◆ What to do ◆
Print the data that follows exactly.

◆ Recorded data ◆

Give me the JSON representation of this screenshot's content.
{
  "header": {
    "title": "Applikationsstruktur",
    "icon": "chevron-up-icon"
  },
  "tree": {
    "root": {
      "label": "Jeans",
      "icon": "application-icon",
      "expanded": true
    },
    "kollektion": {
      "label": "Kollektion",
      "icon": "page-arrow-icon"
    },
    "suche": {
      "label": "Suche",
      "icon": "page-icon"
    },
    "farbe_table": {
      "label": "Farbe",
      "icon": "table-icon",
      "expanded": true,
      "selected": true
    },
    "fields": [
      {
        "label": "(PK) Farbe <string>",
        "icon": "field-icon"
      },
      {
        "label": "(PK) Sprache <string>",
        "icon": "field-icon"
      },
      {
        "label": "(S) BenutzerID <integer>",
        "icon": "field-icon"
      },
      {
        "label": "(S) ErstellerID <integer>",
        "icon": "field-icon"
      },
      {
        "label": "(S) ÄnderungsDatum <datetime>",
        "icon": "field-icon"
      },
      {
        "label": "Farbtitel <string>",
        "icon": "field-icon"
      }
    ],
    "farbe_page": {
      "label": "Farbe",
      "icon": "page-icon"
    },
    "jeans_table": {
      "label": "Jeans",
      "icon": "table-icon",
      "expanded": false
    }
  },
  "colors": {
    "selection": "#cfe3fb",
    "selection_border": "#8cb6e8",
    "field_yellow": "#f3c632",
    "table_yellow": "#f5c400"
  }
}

◆ Answer to this task ◆
Give me the JSON representation of this screenshot's content.
{
  "header": {
    "title": "Applikationsstruktur",
    "icon": "chevron-up-icon"
  },
  "tree": {
    "root": {
      "label": "Jeans",
      "icon": "application-icon",
      "expanded": true
    },
    "kollektion": {
      "label": "Kollektion",
      "icon": "page-arrow-icon"
    },
    "suche": {
      "label": "Suche",
      "icon": "page-icon"
    },
    "farbe_table": {
      "label": "Farbe",
      "icon": "table-icon",
      "expanded": true,
      "selected": true
    },
    "fields": [
      {
        "label": "(PK) Farbe <string>",
        "icon": "field-icon"
      },
      {
        "label": "(PK) Sprache <string>",
        "icon": "field-icon"
      },
      {
        "label": "(S) BenutzerID <integer>",
        "icon": "field-icon"
      },
      {
        "label": "(S) ErstellerID <integer>",
        "icon": "field-icon"
      },
      {
        "label": "(S) ÄnderungsDatum <datetime>",
        "icon": "field-icon"
      },
      {
        "label": "Farbtitel <string>",
        "icon": "field-icon"
      }
    ],
    "farbe_page": {
      "label": "Farbe",
      "icon": "page-icon"
    },
    "jeans_table": {
      "label": "Jeans",
      "icon": "table-icon",
      "expanded": false
    }
  },
  "colors": {
    "selection": "#cfe3fb",
    "selection_border": "#8cb6e8",
    "field_yellow": "#f3c632",
    "table_yellow": "#f5c400"
  }
}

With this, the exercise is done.